Objective:
In the records below, count every line containing "terms". Reply with the number only.

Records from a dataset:
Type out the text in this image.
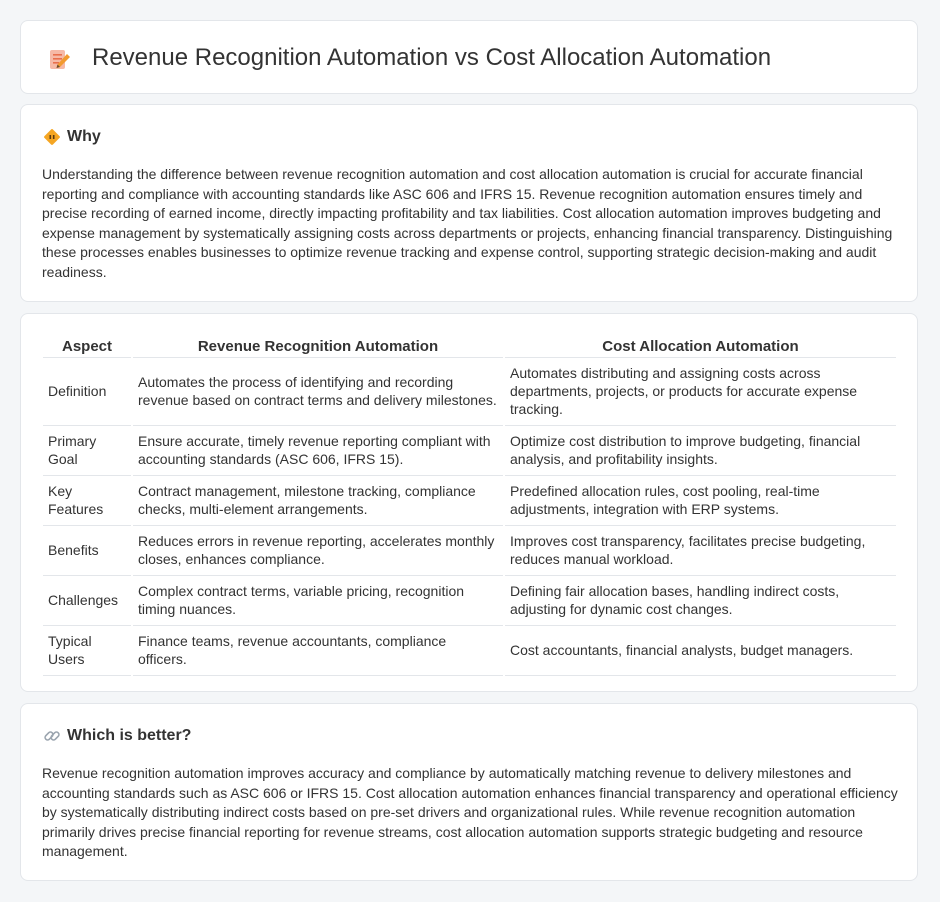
Revenue Recognition Automation vs Cost Allocation Automation
Why

Understanding the difference between revenue recognition automation and cost allocation automation is crucial for accurate financial reporting and compliance with accounting standards like ASC 606 and IFRS 15. Revenue recognition automation ensures timely and precise recording of earned income, directly impacting profitability and tax liabilities. Cost allocation automation improves budgeting and expense management by systematically assigning costs across departments or projects, enhancing financial transparency. Distinguishing these processes enables businesses to optimize revenue tracking and expense control, supporting strategic decision-making and audit readiness.

Aspect	Revenue Recognition Automation	Cost Allocation Automation
Definition	Automates the process of identifying and recording revenue based on contract terms and delivery milestones.	Automates distributing and assigning costs across departments, projects, or products for accurate expense tracking.
Primary Goal	Ensure accurate, timely revenue reporting compliant with accounting standards (ASC 606, IFRS 15).	Optimize cost distribution to improve budgeting, financial analysis, and profitability insights.
Key Features	Contract management, milestone tracking, compliance checks, multi-element arrangements.	Predefined allocation rules, cost pooling, real-time adjustments, integration with ERP systems.
Benefits	Reduces errors in revenue reporting, accelerates monthly closes, enhances compliance.	Improves cost transparency, facilitates precise budgeting, reduces manual workload.
Challenges	Complex contract terms, variable pricing, recognition timing nuances.	Defining fair allocation bases, handling indirect costs, adjusting for dynamic cost changes.
Typical Users	Finance teams, revenue accountants, compliance officers.	Cost accountants, financial analysts, budget managers.
Which is better?

Revenue recognition automation improves accuracy and compliance by automatically matching revenue to delivery milestones and accounting standards such as ASC 606 or IFRS 15. Cost allocation automation enhances financial transparency and operational efficiency by systematically distributing indirect costs based on pre-set drivers and organizational rules. While revenue recognition automation primarily drives precise financial reporting for revenue streams, cost allocation automation supports strategic budgeting and resource management.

Answer:
2